## [GIVEN ENTRIES]

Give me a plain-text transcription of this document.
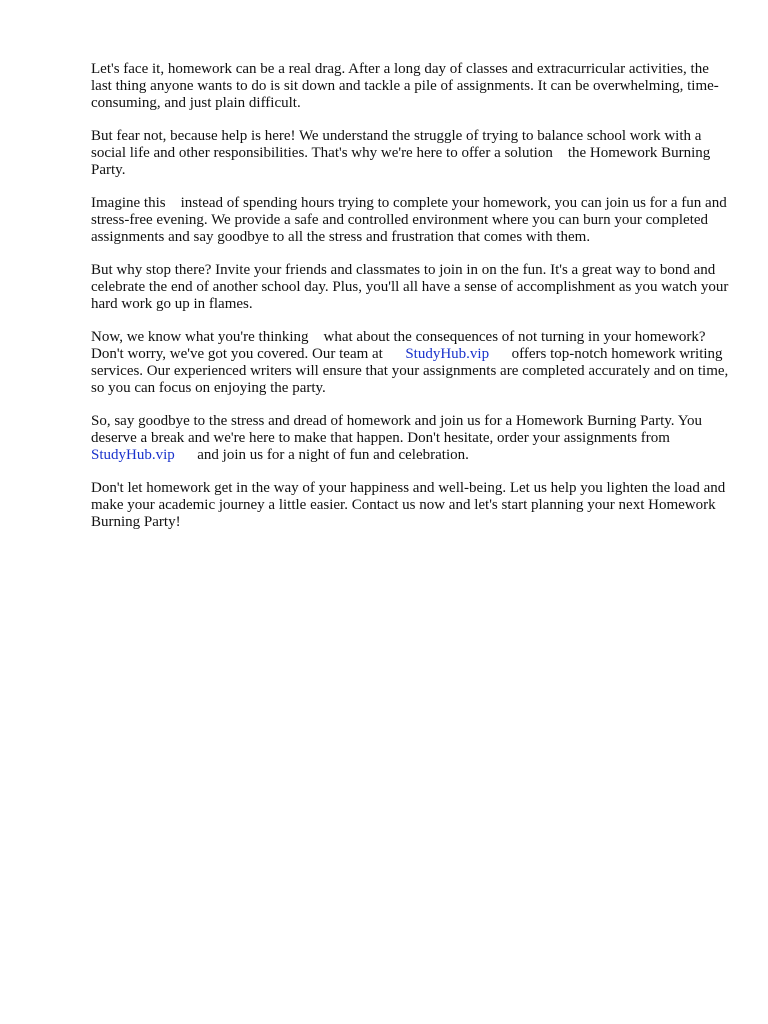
Let's face it, homework can be a real drag. After a long day of classes and extracurricular activities, the last thing anyone wants to do is sit down and tackle a pile of assignments. It can be overwhelming, time-consuming, and just plain difficult.

But fear not, because help is here! We understand the struggle of trying to balance school work with a social life and other responsibilities. That's why we're here to offer a solution    the Homework Burning Party.

Imagine this    instead of spending hours trying to complete your homework, you can join us for a fun and stress-free evening. We provide a safe and controlled environment where you can burn your completed assignments and say goodbye to all the stress and frustration that comes with them.

But why stop there? Invite your friends and classmates to join in on the fun. It's a great way to bond and celebrate the end of another school day. Plus, you'll all have a sense of accomplishment as you watch your hard work go up in flames.

Now, we know what you're thinking    what about the consequences of not turning in your homework? Don't worry, we've got you covered. Our team at      StudyHub.vip      offers top-notch homework writing services. Our experienced writers will ensure that your assignments are completed accurately and on time, so you can focus on enjoying the party.

So, say goodbye to the stress and dread of homework and join us for a Homework Burning Party. You deserve a break and we're here to make that happen. Don't hesitate, order your assignments from      StudyHub.vip      and join us for a night of fun and celebration.

Don't let homework get in the way of your happiness and well-being. Let us help you lighten the load and make your academic journey a little easier. Contact us now and let's start planning your next Homework Burning Party!
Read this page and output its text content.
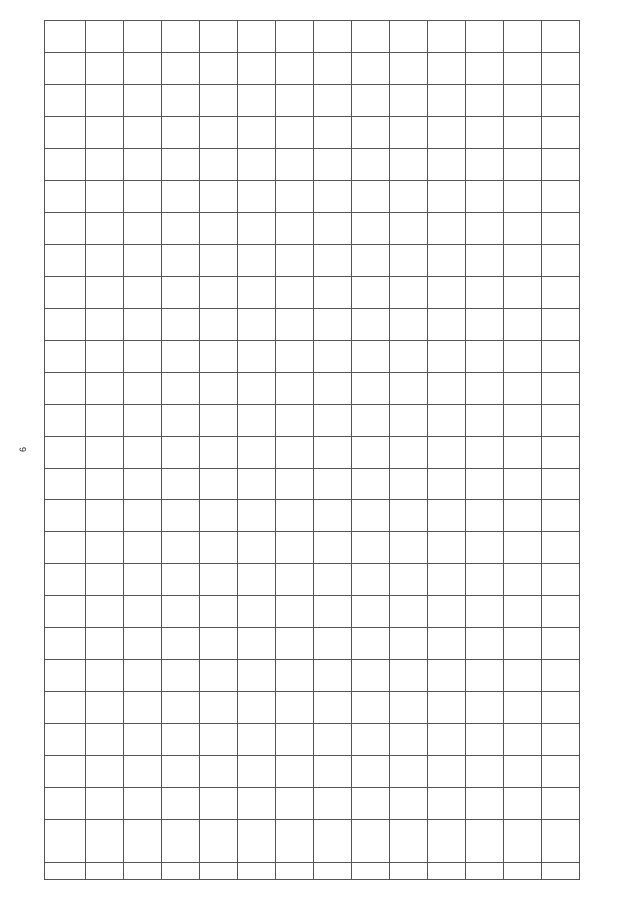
6
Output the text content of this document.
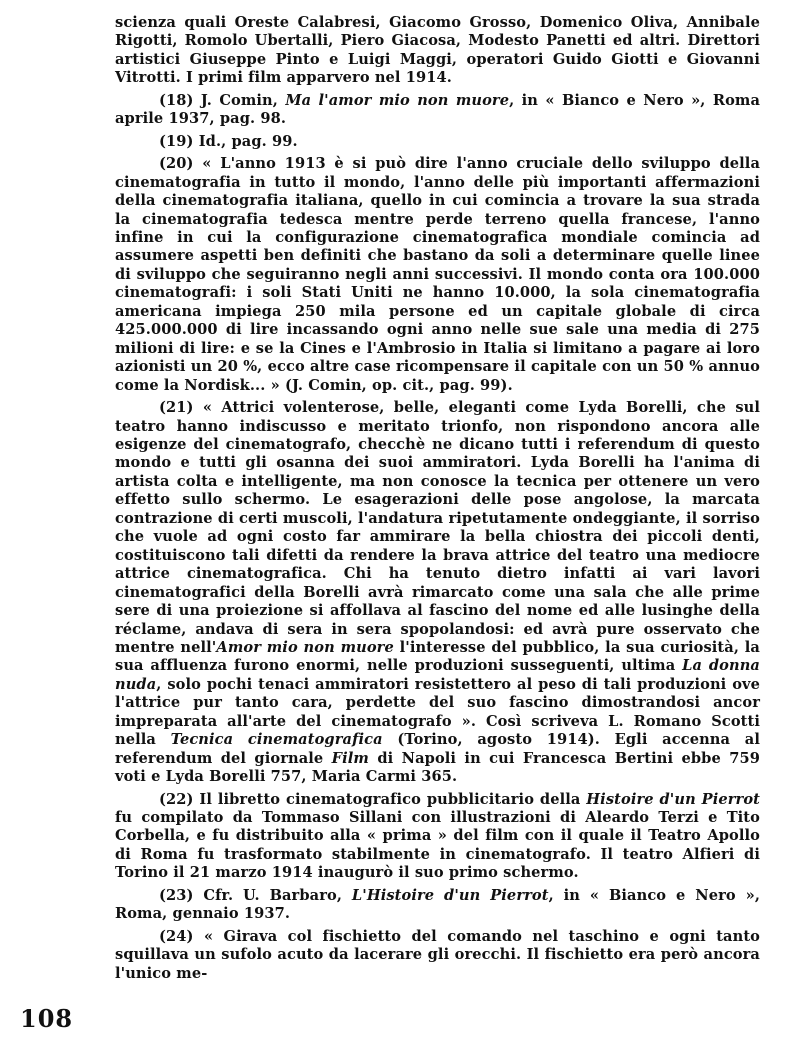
scienza quali Oreste Calabresi, Giacomo Grosso, Domenico Oliva, Annibale Rigotti, Romolo Ubertalli, Piero Giacosa, Modesto Panetti ed altri. Direttori artistici Giuseppe Pinto e Luigi Maggi, operatori Guido Giotti e Giovanni Vitrotti. I primi film apparvero nel 1914.

(18) J. Comin, Ma l'amor mio non muore, in « Bianco e Nero », Roma aprile 1937, pag. 98.

(19) Id., pag. 99.

(20) « L'anno 1913 è si può dire l'anno cruciale dello sviluppo della cinematografia in tutto il mondo, l'anno delle più importanti affermazioni della cinematografia italiana, quello in cui comincia a trovare la sua strada la cinematografia tedesca mentre perde terreno quella francese, l'anno infine in cui la configurazione cinematografica mondiale comincia ad assumere aspetti ben definiti che bastano da soli a determinare quelle linee di sviluppo che seguiranno negli anni successivi. Il mondo conta ora 100.000 cinematografi: i soli Stati Uniti ne hanno 10.000, la sola cinematografia americana impiega 250 mila persone ed un capitale globale di circa 425.000.000 di lire incassando ogni anno nelle sue sale una media di 275 milioni di lire: e se la Cines e l'Ambrosio in Italia si limitano a pagare ai loro azionisti un 20 %, ecco altre case ricompensare il capitale con un 50 % annuo come la Nordisk... » (J. Comin, op. cit., pag. 99).

(21) « Attrici volenterose, belle, eleganti come Lyda Borelli, che sul teatro hanno indiscusso e meritato trionfo, non rispondono ancora alle esigenze del cinematografo, checchè ne dicano tutti i referendum di questo mondo e tutti gli osanna dei suoi ammiratori. Lyda Borelli ha l'anima di artista colta e intelligente, ma non conosce la tecnica per ottenere un vero effetto sullo schermo. Le esagerazioni delle pose angolose, la marcata contrazione di certi muscoli, l'andatura ripetutamente ondeggiante, il sorriso che vuole ad ogni costo far ammirare la bella chiostra dei piccoli denti, costituiscono tali difetti da rendere la brava attrice del teatro una mediocre attrice cinematografica. Chi ha tenuto dietro infatti ai vari lavori cinematografici della Borelli avrà rimarcato come una sala che alle prime sere di una proiezione si affollava al fascino del nome ed alle lusinghe della réclame, andava di sera in sera spopolandosi: ed avrà pure osservato che mentre nell'Amor mio non muore l'interesse del pubblico, la sua curiosità, la sua affluenza furono enormi, nelle produzioni susseguenti, ultima La donna nuda, solo pochi tenaci ammiratori resistettero al peso di tali produzioni ove l'attrice pur tanto cara, perdette del suo fascino dimostrandosi ancor impreparata all'arte del cinematografo ». Così scriveva L. Romano Scotti nella Tecnica cinematografica (Torino, agosto 1914). Egli accenna al referendum del giornale Film di Napoli in cui Francesca Bertini ebbe 759 voti e Lyda Borelli 757, Maria Carmi 365.

(22) Il libretto cinematografico pubblicitario della Histoire d'un Pierrot fu compilato da Tommaso Sillani con illustrazioni di Aleardo Terzi e Tito Corbella, e fu distribuito alla « prima » del film con il quale il Teatro Apollo di Roma fu trasformato stabilmente in cinematografo. Il teatro Alfieri di Torino il 21 marzo 1914 inaugurò il suo primo schermo.

(23) Cfr. U. Barbaro, L'Histoire d'un Pierrot, in « Bianco e Nero », Roma, gennaio 1937.

(24) « Girava col fischietto del comando nel taschino e ogni tanto squillava un sufolo acuto da lacerare gli orecchi. Il fischietto era però ancora l'unico me-

108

## [WHAT TO WORK ON]
Isolate each line of the listing above that includes "text". Copy it.

## [CORRECT RESPONSE]
Give me a plain-text transcription of this document.
Read this page and output its text content.
Output the text content of this document.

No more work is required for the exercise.